### Work instructions:
Extract, from the listing that follows, each line containing the word "Ἐνταῦθα".

____

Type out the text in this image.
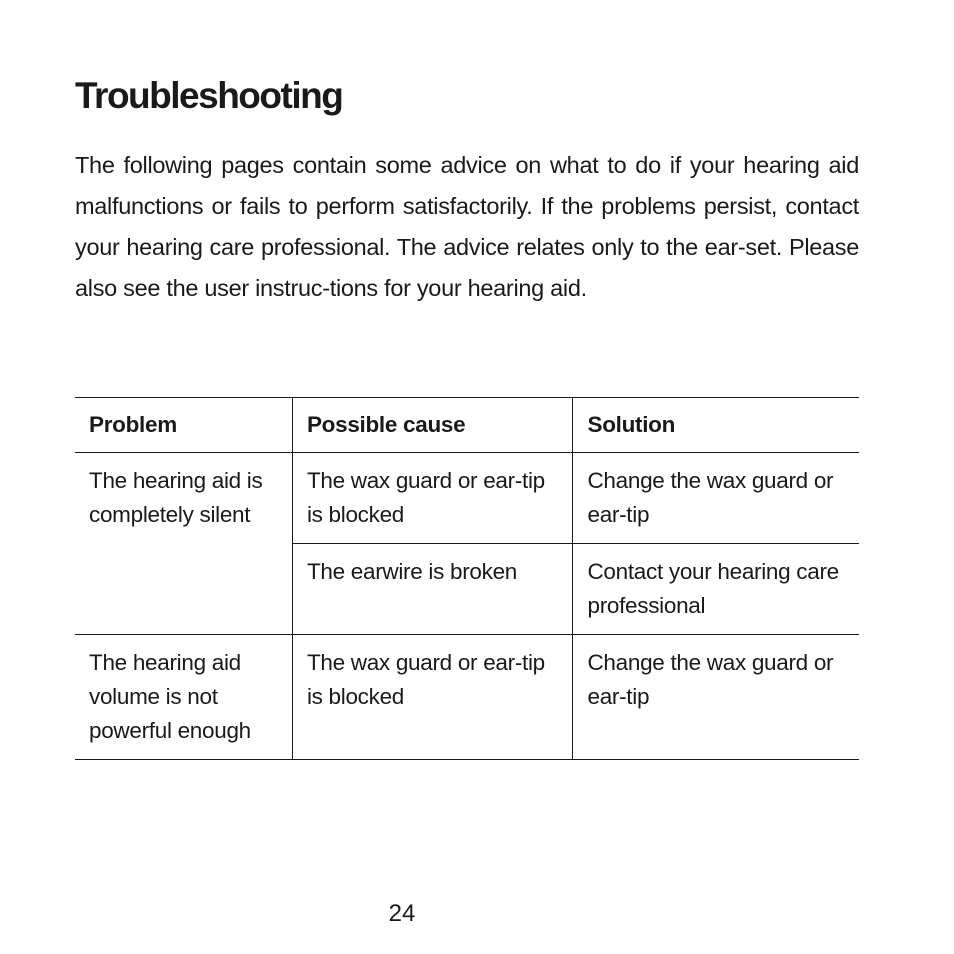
Troubleshooting

The following pages contain some advice on what to do if your hearing aid malfunctions or fails to perform satisfactorily. If the problems persist, contact your hearing care professional. The advice relates only to the ear-set. Please also see the user instruc-tions for your hearing aid.

Problem	Possible cause	Solution
The hearing aid is completely silent	The wax guard or ear-tip is blocked	Change the wax guard or ear-tip
	The earwire is broken	Contact your hearing care professional
The hearing aid volume is not powerful enough	The wax guard or ear-tip is blocked	Change the wax guard or ear-tip
24
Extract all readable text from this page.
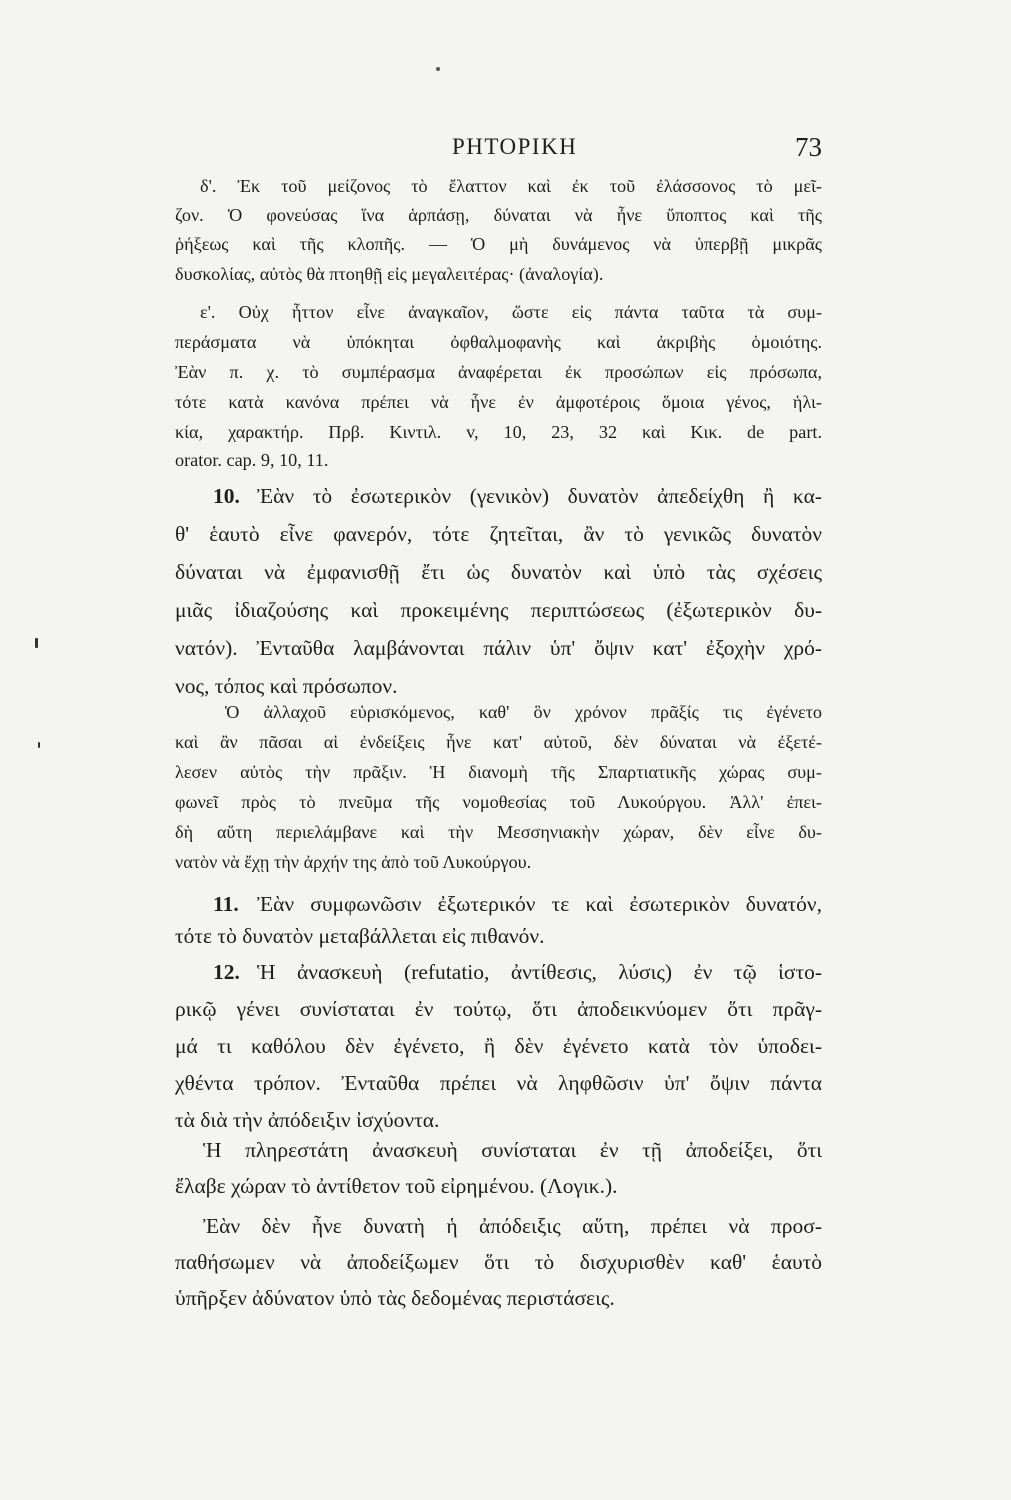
ΡΗΤΟΡΙΚΗ	73
δ'. Ἐκ τοῦ μείζονος τὸ ἔλαττον καὶ ἐκ τοῦ ἐλάσσονος τὸ μεῖ-
ζον. Ὁ φονεύσας ἵνα ἁρπάσῃ, δύναται νὰ ἦνε ὕποπτος καὶ τῆς
ῥήξεως καὶ τῆς κλοπῆς. — Ὁ μὴ δυνάμενος νὰ ὑπερβῇ μικρᾶς
δυσκολίας, αὐτὸς θὰ πτοηθῇ εἰς μεγαλειτέρας· (ἀναλογία).
ε'. Οὐχ ἧττον εἶνε ἀναγκαῖον, ὥστε εἰς πάντα ταῦτα τὰ συμ-
περάσματα νὰ ὑπόκηται ὀφθαλμοφανὴς καὶ ἀκριβὴς ὁμοιότης.
Ἐὰν π. χ. τὸ συμπέρασμα ἀναφέρεται ἐκ προσώπων εἰς πρόσωπα,
τότε κατὰ κανόνα πρέπει νὰ ἦνε ἐν ἀμφοτέροις ὅμοια γένος, ἡλι-
κία, χαρακτήρ. Πρβ. Κιντιλ. v, 10, 23, 32 καὶ Κικ. de part.
orator. cap. 9, 10, 11.
10. Ἐὰν τὸ ἐσωτερικὸν (γενικὸν) δυνατὸν ἀπεδείχθη ἢ κα-
θ' ἑαυτὸ εἶνε φανερόν, τότε ζητεῖται, ἂν τὸ γενικῶς δυνατὸν
δύναται νὰ ἐμφανισθῇ ἔτι ὡς δυνατὸν καὶ ὑπὸ τὰς σχέσεις
μιᾶς ἰδιαζούσης καὶ προκειμένης περιπτώσεως (ἐξωτερικὸν δυ-
νατόν). Ἐνταῦθα λαμβάνονται πάλιν ὑπ' ὄψιν κατ' ἐξοχὴν χρό-
νος, τόπος καὶ πρόσωπον.
Ὁ ἀλλαχοῦ εὑρισκόμενος, καθ' ὃν χρόνον πρᾶξίς τις ἐγένετο
καὶ ἂν πᾶσαι αἱ ἐνδείξεις ἦνε κατ' αὐτοῦ, δὲν δύναται νὰ ἐξετέ-
λεσεν αὐτὸς τὴν πρᾶξιν. Ἡ διανομὴ τῆς Σπαρτιατικῆς χώρας συμ-
φωνεῖ πρὸς τὸ πνεῦμα τῆς νομοθεσίας τοῦ Λυκούργου. Ἀλλ' ἐπει-
δὴ αὕτη περιελάμβανε καὶ τὴν Μεσσηνιακὴν χώραν, δὲν εἶνε δυ-
νατὸν νὰ ἔχῃ τὴν ἀρχήν της ἀπὸ τοῦ Λυκούργου.
11. Ἐὰν συμφωνῶσιν ἐξωτερικόν τε καὶ ἐσωτερικὸν δυνατόν,
τότε τὸ δυνατὸν μεταβάλλεται εἰς πιθανόν.
12. Ἡ ἀνασκευὴ (refutatio, ἀντίθεσις, λύσις) ἐν τῷ ἱστο-
ρικῷ γένει συνίσταται ἐν τούτῳ, ὅτι ἀποδεικνύομεν ὅτι πρᾶγ-
μά τι καθόλου δὲν ἐγένετο, ἢ δὲν ἐγένετο κατὰ τὸν ὑποδει-
χθέντα τρόπον. Ἐνταῦθα πρέπει νὰ ληφθῶσιν ὑπ' ὄψιν πάντα
τὰ διὰ τὴν ἀπόδειξιν ἰσχύοντα.
Ἡ πληρεστάτη ἀνασκευὴ συνίσταται ἐν τῇ ἀποδείξει, ὅτι
ἔλαβε χώραν τὸ ἀντίθετον τοῦ εἰρημένου. (Λογικ.).
Ἐὰν δὲν ἦνε δυνατὴ ἡ ἀπόδειξις αὕτη, πρέπει νὰ προσ-
παθήσωμεν νὰ ἀποδείξωμεν ὅτι τὸ δισχυρισθὲν καθ' ἑαυτὸ
ὑπῆρξεν ἀδύνατον ὑπὸ τὰς δεδομένας περιστάσεις.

____

### Completed task:
νατόν). Ἐνταῦθα λαμβάνονται πάλιν ὑπ' ὄψιν κατ' ἐξοχὴν χρό-
χθέντα τρόπον. Ἐνταῦθα πρέπει νὰ ληφθῶσιν ὑπ' ὄψιν πάντα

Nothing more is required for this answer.